== YOUR GOAL ==
Write out the records below once more, exactly as they stand.

#### STORED RECORDS

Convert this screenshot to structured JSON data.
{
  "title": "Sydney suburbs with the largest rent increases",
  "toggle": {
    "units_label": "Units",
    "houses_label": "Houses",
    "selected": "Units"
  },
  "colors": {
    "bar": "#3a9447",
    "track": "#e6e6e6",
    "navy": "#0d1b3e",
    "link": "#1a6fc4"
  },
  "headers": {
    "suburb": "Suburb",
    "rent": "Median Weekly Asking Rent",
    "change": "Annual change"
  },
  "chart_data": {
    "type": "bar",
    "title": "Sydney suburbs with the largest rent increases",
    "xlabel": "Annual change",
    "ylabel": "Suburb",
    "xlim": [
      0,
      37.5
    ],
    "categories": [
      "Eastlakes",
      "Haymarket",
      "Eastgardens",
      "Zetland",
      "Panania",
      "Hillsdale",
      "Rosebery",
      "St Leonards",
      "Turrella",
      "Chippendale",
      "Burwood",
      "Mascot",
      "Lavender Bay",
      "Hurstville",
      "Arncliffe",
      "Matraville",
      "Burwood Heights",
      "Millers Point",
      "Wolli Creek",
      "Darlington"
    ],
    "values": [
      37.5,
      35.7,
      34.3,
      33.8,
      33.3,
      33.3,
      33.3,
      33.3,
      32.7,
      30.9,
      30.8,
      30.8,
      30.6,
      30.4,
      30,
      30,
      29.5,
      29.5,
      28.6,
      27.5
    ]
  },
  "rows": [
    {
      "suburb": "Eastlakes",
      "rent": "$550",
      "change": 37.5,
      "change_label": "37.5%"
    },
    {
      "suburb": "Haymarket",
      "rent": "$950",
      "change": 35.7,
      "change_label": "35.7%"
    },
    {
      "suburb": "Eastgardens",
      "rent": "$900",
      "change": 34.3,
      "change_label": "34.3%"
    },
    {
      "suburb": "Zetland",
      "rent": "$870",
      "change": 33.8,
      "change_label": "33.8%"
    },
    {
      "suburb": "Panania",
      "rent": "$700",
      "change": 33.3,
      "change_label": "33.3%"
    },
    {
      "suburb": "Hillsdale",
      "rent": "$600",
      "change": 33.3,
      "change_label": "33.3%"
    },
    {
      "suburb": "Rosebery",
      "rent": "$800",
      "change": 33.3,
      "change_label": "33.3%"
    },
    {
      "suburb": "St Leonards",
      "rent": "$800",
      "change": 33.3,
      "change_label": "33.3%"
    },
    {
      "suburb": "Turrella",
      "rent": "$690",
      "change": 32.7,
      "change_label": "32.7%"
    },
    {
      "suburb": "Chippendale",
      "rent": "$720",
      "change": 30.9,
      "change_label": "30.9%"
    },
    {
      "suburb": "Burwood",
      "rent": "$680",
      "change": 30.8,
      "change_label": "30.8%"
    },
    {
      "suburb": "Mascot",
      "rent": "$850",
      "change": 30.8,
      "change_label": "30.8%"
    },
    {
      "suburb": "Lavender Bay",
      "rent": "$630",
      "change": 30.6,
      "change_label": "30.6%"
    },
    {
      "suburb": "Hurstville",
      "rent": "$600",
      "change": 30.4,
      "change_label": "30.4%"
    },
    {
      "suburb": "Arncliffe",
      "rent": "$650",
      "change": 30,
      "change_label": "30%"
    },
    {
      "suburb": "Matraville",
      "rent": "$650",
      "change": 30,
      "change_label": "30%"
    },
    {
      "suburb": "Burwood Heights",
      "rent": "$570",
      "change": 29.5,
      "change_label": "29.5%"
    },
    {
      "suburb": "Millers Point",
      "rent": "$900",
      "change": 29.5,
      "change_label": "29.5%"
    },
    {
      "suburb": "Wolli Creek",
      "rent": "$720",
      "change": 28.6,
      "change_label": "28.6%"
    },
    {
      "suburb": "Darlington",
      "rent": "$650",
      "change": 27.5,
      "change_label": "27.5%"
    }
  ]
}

########

== THE SOLUTION ==
Convert this screenshot to structured JSON data.
{
  "title": "Sydney suburbs with the largest rent increases",
  "toggle": {
    "units_label": "Units",
    "houses_label": "Houses",
    "selected": "Units"
  },
  "colors": {
    "bar": "#3a9447",
    "track": "#e6e6e6",
    "navy": "#0d1b3e",
    "link": "#1a6fc4"
  },
  "headers": {
    "suburb": "Suburb",
    "rent": "Median Weekly Asking Rent",
    "change": "Annual change"
  },
  "chart_data": {
    "type": "bar",
    "title": "Sydney suburbs with the largest rent increases",
    "xlabel": "Annual change",
    "ylabel": "Suburb",
    "xlim": [
      0,
      37.5
    ],
    "categories": [
      "Eastlakes",
      "Haymarket",
      "Eastgardens",
      "Zetland",
      "Panania",
      "Hillsdale",
      "Rosebery",
      "St Leonards",
      "Turrella",
      "Chippendale",
      "Burwood",
      "Mascot",
      "Lavender Bay",
      "Hurstville",
      "Arncliffe",
      "Matraville",
      "Burwood Heights",
      "Millers Point",
      "Wolli Creek",
      "Darlington"
    ],
    "values": [
      37.5,
      35.7,
      34.3,
      33.8,
      33.3,
      33.3,
      33.3,
      33.3,
      32.7,
      30.9,
      30.8,
      30.8,
      30.6,
      30.4,
      30,
      30,
      29.5,
      29.5,
      28.6,
      27.5
    ]
  },
  "rows": [
    {
      "suburb": "Eastlakes",
      "rent": "$550",
      "change": 37.5,
      "change_label": "37.5%"
    },
    {
      "suburb": "Haymarket",
      "rent": "$950",
      "change": 35.7,
      "change_label": "35.7%"
    },
    {
      "suburb": "Eastgardens",
      "rent": "$900",
      "change": 34.3,
      "change_label": "34.3%"
    },
    {
      "suburb": "Zetland",
      "rent": "$870",
      "change": 33.8,
      "change_label": "33.8%"
    },
    {
      "suburb": "Panania",
      "rent": "$700",
      "change": 33.3,
      "change_label": "33.3%"
    },
    {
      "suburb": "Hillsdale",
      "rent": "$600",
      "change": 33.3,
      "change_label": "33.3%"
    },
    {
      "suburb": "Rosebery",
      "rent": "$800",
      "change": 33.3,
      "change_label": "33.3%"
    },
    {
      "suburb": "St Leonards",
      "rent": "$800",
      "change": 33.3,
      "change_label": "33.3%"
    },
    {
      "suburb": "Turrella",
      "rent": "$690",
      "change": 32.7,
      "change_label": "32.7%"
    },
    {
      "suburb": "Chippendale",
      "rent": "$720",
      "change": 30.9,
      "change_label": "30.9%"
    },
    {
      "suburb": "Burwood",
      "rent": "$680",
      "change": 30.8,
      "change_label": "30.8%"
    },
    {
      "suburb": "Mascot",
      "rent": "$850",
      "change": 30.8,
      "change_label": "30.8%"
    },
    {
      "suburb": "Lavender Bay",
      "rent": "$630",
      "change": 30.6,
      "change_label": "30.6%"
    },
    {
      "suburb": "Hurstville",
      "rent": "$600",
      "change": 30.4,
      "change_label": "30.4%"
    },
    {
      "suburb": "Arncliffe",
      "rent": "$650",
      "change": 30,
      "change_label": "30%"
    },
    {
      "suburb": "Matraville",
      "rent": "$650",
      "change": 30,
      "change_label": "30%"
    },
    {
      "suburb": "Burwood Heights",
      "rent": "$570",
      "change": 29.5,
      "change_label": "29.5%"
    },
    {
      "suburb": "Millers Point",
      "rent": "$900",
      "change": 29.5,
      "change_label": "29.5%"
    },
    {
      "suburb": "Wolli Creek",
      "rent": "$720",
      "change": 28.6,
      "change_label": "28.6%"
    },
    {
      "suburb": "Darlington",
      "rent": "$650",
      "change": 27.5,
      "change_label": "27.5%"
    }
  ]
}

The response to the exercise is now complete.